(Records excerpted from a collection)
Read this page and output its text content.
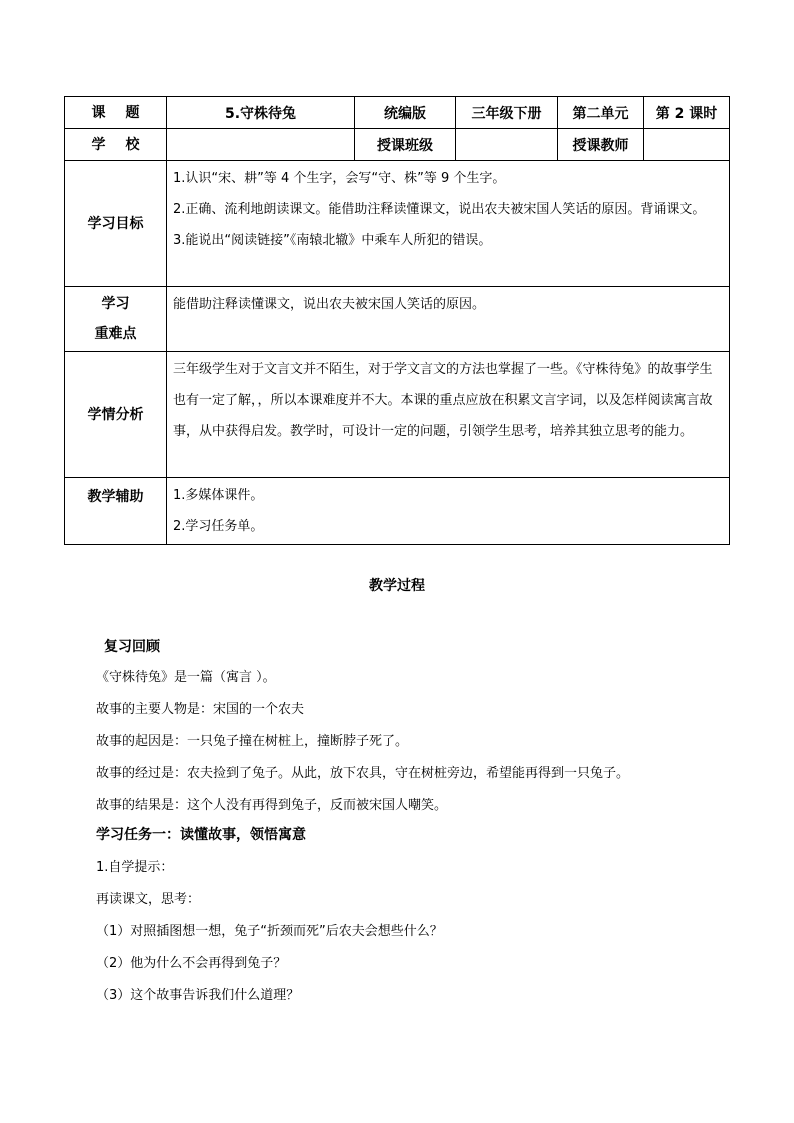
课 题	5.守株待兔	统编版	三年级下册	第二单元	第 2 课时
学 校		授课班级		授课教师	
学习目标	1.认识“宋、耕”等 4 个生字，会写“守、株”等 9 个生字。

2.正确、流利地朗读课文。能借助注释读懂课文，说出农夫被宋国人笑话的原因。背诵课文。

3.能说出“阅读链接”《南辕北辙》中乘车人所犯的错误。				

学习
重难点	能借助注释读懂课文，说出农夫被宋国人笑话的原因。				

学情分析	三年级学生对于文言文并不陌生，对于学文言文的方法也掌握了一些。《守株待兔》的故事学生也有一定了解，，所以本课难度并不大。本课的重点应放在积累文言字词，以及怎样阅读寓言故事，从中获得启发。教学时，可设计一定的问题，引领学生思考，培养其独立思考的能力。				

教学辅助	1.多媒体课件。

2.学习任务单。				

教学过程
复习回顾
《守株待兔》是一篇（寓言 ）。
故事的主要人物是：宋国的一个农夫
故事的起因是：一只兔子撞在树桩上，撞断脖子死了。
故事的经过是：农夫捡到了兔子。从此，放下农具，守在树桩旁边，希望能再得到一只兔子。
故事的结果是：这个人没有再得到兔子，反而被宋国人嘲笑。
学习任务一：读懂故事，领悟寓意
1.自学提示：
再读课文，思考：
（1）对照插图想一想，兔子“折颈而死”后农夫会想些什么？
（2）他为什么不会再得到兔子？
（3）这个故事告诉我们什么道理？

Task prompt:
Scan the lines for the string "说出农夫被宋国人笑话的原因". Pick out every line that has it.

Task output:
2.正确、流利地朗读课文。能借助注释读懂课文，说出农夫被宋国人笑话的原因。背诵课文。
重难点	能借助注释读懂课文，说出农夫被宋国人笑话的原因。				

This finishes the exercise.